→ **Stated problem**
Each record that follows should be repeated exactly, minus any images.

→ **Data for processing**
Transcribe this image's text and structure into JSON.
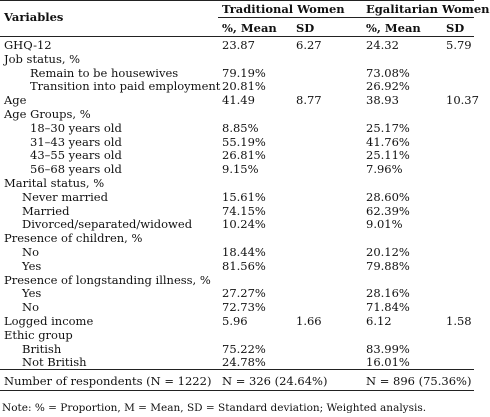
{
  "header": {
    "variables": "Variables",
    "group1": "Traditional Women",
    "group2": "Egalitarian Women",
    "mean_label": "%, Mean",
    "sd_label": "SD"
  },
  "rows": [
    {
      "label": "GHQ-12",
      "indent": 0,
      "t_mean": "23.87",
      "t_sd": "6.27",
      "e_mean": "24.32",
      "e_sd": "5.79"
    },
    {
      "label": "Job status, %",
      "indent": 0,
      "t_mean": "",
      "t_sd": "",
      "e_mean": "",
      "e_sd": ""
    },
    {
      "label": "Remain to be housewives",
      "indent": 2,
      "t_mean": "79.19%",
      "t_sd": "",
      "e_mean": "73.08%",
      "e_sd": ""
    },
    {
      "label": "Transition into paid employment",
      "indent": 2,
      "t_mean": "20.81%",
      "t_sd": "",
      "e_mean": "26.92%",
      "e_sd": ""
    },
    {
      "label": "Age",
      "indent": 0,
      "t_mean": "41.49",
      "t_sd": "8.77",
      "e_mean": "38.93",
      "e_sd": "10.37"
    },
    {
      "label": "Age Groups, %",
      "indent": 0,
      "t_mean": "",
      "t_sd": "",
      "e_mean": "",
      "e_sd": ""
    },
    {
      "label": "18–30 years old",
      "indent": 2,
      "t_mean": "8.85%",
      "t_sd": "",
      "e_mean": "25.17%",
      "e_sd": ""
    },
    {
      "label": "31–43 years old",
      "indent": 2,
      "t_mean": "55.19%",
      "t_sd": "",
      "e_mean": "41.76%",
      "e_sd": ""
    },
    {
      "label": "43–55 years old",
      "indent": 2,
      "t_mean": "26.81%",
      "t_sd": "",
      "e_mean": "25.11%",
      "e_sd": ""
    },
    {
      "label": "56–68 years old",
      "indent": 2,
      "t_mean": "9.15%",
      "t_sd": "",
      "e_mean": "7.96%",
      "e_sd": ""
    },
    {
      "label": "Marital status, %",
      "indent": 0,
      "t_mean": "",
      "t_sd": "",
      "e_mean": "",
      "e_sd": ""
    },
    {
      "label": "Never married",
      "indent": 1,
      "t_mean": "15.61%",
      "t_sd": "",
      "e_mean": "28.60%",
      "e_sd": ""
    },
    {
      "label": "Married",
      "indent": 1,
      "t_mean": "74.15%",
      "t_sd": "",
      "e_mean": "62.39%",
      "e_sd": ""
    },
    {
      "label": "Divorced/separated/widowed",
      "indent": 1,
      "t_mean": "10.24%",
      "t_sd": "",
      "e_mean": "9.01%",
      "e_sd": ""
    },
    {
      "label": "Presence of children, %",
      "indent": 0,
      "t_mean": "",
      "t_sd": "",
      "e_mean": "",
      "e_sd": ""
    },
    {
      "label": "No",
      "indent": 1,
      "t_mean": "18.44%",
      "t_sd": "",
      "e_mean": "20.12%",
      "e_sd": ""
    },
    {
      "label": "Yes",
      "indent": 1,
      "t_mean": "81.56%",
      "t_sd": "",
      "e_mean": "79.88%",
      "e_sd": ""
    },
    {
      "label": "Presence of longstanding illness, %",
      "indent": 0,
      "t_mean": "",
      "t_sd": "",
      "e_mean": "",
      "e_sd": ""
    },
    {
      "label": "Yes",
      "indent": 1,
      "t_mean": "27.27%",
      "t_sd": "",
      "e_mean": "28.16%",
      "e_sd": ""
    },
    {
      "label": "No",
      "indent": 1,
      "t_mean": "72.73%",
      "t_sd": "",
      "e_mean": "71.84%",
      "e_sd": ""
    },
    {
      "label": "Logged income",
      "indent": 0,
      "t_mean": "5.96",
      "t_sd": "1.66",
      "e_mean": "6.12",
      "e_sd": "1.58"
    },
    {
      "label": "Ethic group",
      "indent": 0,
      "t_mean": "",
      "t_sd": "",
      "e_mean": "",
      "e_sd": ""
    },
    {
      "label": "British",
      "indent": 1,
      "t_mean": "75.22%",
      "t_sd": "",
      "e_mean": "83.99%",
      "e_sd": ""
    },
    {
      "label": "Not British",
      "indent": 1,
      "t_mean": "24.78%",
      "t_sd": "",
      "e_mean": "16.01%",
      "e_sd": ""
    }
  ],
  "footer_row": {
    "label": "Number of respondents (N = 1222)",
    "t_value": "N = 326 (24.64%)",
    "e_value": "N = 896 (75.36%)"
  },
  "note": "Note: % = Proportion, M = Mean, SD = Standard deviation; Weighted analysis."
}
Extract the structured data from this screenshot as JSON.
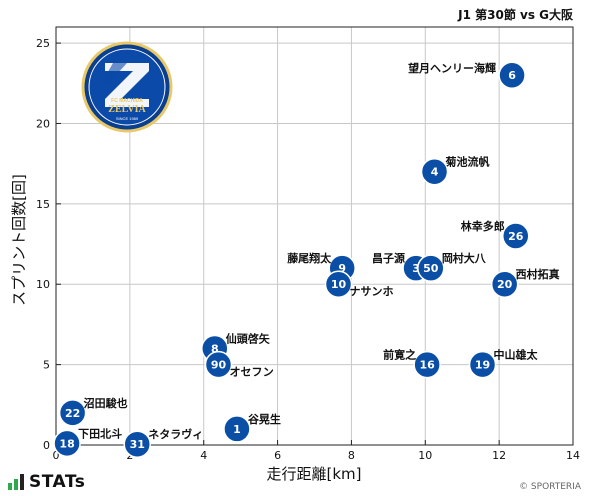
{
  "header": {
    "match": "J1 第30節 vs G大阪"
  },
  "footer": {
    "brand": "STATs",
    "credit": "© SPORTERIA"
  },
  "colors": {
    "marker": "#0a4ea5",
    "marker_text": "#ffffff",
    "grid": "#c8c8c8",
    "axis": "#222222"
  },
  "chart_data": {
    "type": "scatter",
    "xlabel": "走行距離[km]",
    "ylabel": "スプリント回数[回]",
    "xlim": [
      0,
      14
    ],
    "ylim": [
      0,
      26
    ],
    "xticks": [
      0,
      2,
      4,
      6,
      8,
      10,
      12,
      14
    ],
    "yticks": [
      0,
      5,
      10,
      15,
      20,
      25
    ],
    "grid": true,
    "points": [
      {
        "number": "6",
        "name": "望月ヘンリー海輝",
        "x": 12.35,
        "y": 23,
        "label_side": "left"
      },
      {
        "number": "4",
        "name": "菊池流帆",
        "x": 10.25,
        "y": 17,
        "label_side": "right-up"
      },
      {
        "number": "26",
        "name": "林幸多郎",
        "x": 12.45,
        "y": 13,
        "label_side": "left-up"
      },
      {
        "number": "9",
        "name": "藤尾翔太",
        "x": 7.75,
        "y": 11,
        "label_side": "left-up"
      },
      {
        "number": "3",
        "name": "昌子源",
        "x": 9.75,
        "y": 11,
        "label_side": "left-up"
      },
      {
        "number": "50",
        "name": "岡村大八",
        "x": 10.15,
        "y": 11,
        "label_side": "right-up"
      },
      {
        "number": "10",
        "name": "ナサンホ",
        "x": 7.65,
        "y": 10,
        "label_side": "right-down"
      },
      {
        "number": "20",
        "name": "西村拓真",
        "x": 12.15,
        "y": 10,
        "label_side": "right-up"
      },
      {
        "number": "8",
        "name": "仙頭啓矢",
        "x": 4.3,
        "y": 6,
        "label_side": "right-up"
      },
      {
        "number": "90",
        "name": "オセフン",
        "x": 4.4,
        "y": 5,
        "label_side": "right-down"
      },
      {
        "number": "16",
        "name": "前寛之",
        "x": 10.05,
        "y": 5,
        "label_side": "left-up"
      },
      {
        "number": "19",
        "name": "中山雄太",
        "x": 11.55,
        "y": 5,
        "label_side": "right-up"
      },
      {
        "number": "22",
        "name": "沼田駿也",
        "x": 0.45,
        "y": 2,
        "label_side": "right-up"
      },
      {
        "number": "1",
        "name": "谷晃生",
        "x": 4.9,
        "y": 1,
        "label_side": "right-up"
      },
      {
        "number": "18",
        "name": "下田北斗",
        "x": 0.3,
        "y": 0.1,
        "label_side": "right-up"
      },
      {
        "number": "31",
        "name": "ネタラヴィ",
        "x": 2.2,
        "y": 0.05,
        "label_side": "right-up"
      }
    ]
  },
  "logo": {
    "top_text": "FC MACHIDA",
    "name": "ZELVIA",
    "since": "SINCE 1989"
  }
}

→ **Result**
Transcribe this image's text and structure into JSON.
{
  "header": {
    "variables": "Variables",
    "group1": "Traditional Women",
    "group2": "Egalitarian Women",
    "mean_label": "%, Mean",
    "sd_label": "SD"
  },
  "rows": [
    {
      "label": "GHQ-12",
      "indent": 0,
      "t_mean": "23.87",
      "t_sd": "6.27",
      "e_mean": "24.32",
      "e_sd": "5.79"
    },
    {
      "label": "Job status, %",
      "indent": 0,
      "t_mean": "",
      "t_sd": "",
      "e_mean": "",
      "e_sd": ""
    },
    {
      "label": "Remain to be housewives",
      "indent": 2,
      "t_mean": "79.19%",
      "t_sd": "",
      "e_mean": "73.08%",
      "e_sd": ""
    },
    {
      "label": "Transition into paid employment",
      "indent": 2,
      "t_mean": "20.81%",
      "t_sd": "",
      "e_mean": "26.92%",
      "e_sd": ""
    },
    {
      "label": "Age",
      "indent": 0,
      "t_mean": "41.49",
      "t_sd": "8.77",
      "e_mean": "38.93",
      "e_sd": "10.37"
    },
    {
      "label": "Age Groups, %",
      "indent": 0,
      "t_mean": "",
      "t_sd": "",
      "e_mean": "",
      "e_sd": ""
    },
    {
      "label": "18–30 years old",
      "indent": 2,
      "t_mean": "8.85%",
      "t_sd": "",
      "e_mean": "25.17%",
      "e_sd": ""
    },
    {
      "label": "31–43 years old",
      "indent": 2,
      "t_mean": "55.19%",
      "t_sd": "",
      "e_mean": "41.76%",
      "e_sd": ""
    },
    {
      "label": "43–55 years old",
      "indent": 2,
      "t_mean": "26.81%",
      "t_sd": "",
      "e_mean": "25.11%",
      "e_sd": ""
    },
    {
      "label": "56–68 years old",
      "indent": 2,
      "t_mean": "9.15%",
      "t_sd": "",
      "e_mean": "7.96%",
      "e_sd": ""
    },
    {
      "label": "Marital status, %",
      "indent": 0,
      "t_mean": "",
      "t_sd": "",
      "e_mean": "",
      "e_sd": ""
    },
    {
      "label": "Never married",
      "indent": 1,
      "t_mean": "15.61%",
      "t_sd": "",
      "e_mean": "28.60%",
      "e_sd": ""
    },
    {
      "label": "Married",
      "indent": 1,
      "t_mean": "74.15%",
      "t_sd": "",
      "e_mean": "62.39%",
      "e_sd": ""
    },
    {
      "label": "Divorced/separated/widowed",
      "indent": 1,
      "t_mean": "10.24%",
      "t_sd": "",
      "e_mean": "9.01%",
      "e_sd": ""
    },
    {
      "label": "Presence of children, %",
      "indent": 0,
      "t_mean": "",
      "t_sd": "",
      "e_mean": "",
      "e_sd": ""
    },
    {
      "label": "No",
      "indent": 1,
      "t_mean": "18.44%",
      "t_sd": "",
      "e_mean": "20.12%",
      "e_sd": ""
    },
    {
      "label": "Yes",
      "indent": 1,
      "t_mean": "81.56%",
      "t_sd": "",
      "e_mean": "79.88%",
      "e_sd": ""
    },
    {
      "label": "Presence of longstanding illness, %",
      "indent": 0,
      "t_mean": "",
      "t_sd": "",
      "e_mean": "",
      "e_sd": ""
    },
    {
      "label": "Yes",
      "indent": 1,
      "t_mean": "27.27%",
      "t_sd": "",
      "e_mean": "28.16%",
      "e_sd": ""
    },
    {
      "label": "No",
      "indent": 1,
      "t_mean": "72.73%",
      "t_sd": "",
      "e_mean": "71.84%",
      "e_sd": ""
    },
    {
      "label": "Logged income",
      "indent": 0,
      "t_mean": "5.96",
      "t_sd": "1.66",
      "e_mean": "6.12",
      "e_sd": "1.58"
    },
    {
      "label": "Ethic group",
      "indent": 0,
      "t_mean": "",
      "t_sd": "",
      "e_mean": "",
      "e_sd": ""
    },
    {
      "label": "British",
      "indent": 1,
      "t_mean": "75.22%",
      "t_sd": "",
      "e_mean": "83.99%",
      "e_sd": ""
    },
    {
      "label": "Not British",
      "indent": 1,
      "t_mean": "24.78%",
      "t_sd": "",
      "e_mean": "16.01%",
      "e_sd": ""
    }
  ],
  "footer_row": {
    "label": "Number of respondents (N = 1222)",
    "t_value": "N = 326 (24.64%)",
    "e_value": "N = 896 (75.36%)"
  },
  "note": "Note: % = Proportion, M = Mean, SD = Standard deviation; Weighted analysis."
}
Extract the structured data from this screenshot as JSON.
{
  "header": {
    "match": "J1 第30節 vs G大阪"
  },
  "footer": {
    "brand": "STATs",
    "credit": "© SPORTERIA"
  },
  "colors": {
    "marker": "#0a4ea5",
    "marker_text": "#ffffff",
    "grid": "#c8c8c8",
    "axis": "#222222"
  },
  "chart_data": {
    "type": "scatter",
    "xlabel": "走行距離[km]",
    "ylabel": "スプリント回数[回]",
    "xlim": [
      0,
      14
    ],
    "ylim": [
      0,
      26
    ],
    "xticks": [
      0,
      2,
      4,
      6,
      8,
      10,
      12,
      14
    ],
    "yticks": [
      0,
      5,
      10,
      15,
      20,
      25
    ],
    "grid": true,
    "points": [
      {
        "number": "6",
        "name": "望月ヘンリー海輝",
        "x": 12.35,
        "y": 23,
        "label_side": "left"
      },
      {
        "number": "4",
        "name": "菊池流帆",
        "x": 10.25,
        "y": 17,
        "label_side": "right-up"
      },
      {
        "number": "26",
        "name": "林幸多郎",
        "x": 12.45,
        "y": 13,
        "label_side": "left-up"
      },
      {
        "number": "9",
        "name": "藤尾翔太",
        "x": 7.75,
        "y": 11,
        "label_side": "left-up"
      },
      {
        "number": "3",
        "name": "昌子源",
        "x": 9.75,
        "y": 11,
        "label_side": "left-up"
      },
      {
        "number": "50",
        "name": "岡村大八",
        "x": 10.15,
        "y": 11,
        "label_side": "right-up"
      },
      {
        "number": "10",
        "name": "ナサンホ",
        "x": 7.65,
        "y": 10,
        "label_side": "right-down"
      },
      {
        "number": "20",
        "name": "西村拓真",
        "x": 12.15,
        "y": 10,
        "label_side": "right-up"
      },
      {
        "number": "8",
        "name": "仙頭啓矢",
        "x": 4.3,
        "y": 6,
        "label_side": "right-up"
      },
      {
        "number": "90",
        "name": "オセフン",
        "x": 4.4,
        "y": 5,
        "label_side": "right-down"
      },
      {
        "number": "16",
        "name": "前寛之",
        "x": 10.05,
        "y": 5,
        "label_side": "left-up"
      },
      {
        "number": "19",
        "name": "中山雄太",
        "x": 11.55,
        "y": 5,
        "label_side": "right-up"
      },
      {
        "number": "22",
        "name": "沼田駿也",
        "x": 0.45,
        "y": 2,
        "label_side": "right-up"
      },
      {
        "number": "1",
        "name": "谷晃生",
        "x": 4.9,
        "y": 1,
        "label_side": "right-up"
      },
      {
        "number": "18",
        "name": "下田北斗",
        "x": 0.3,
        "y": 0.1,
        "label_side": "right-up"
      },
      {
        "number": "31",
        "name": "ネタラヴィ",
        "x": 2.2,
        "y": 0.05,
        "label_side": "right-up"
      }
    ]
  },
  "logo": {
    "top_text": "FC MACHIDA",
    "name": "ZELVIA",
    "since": "SINCE 1989"
  }
}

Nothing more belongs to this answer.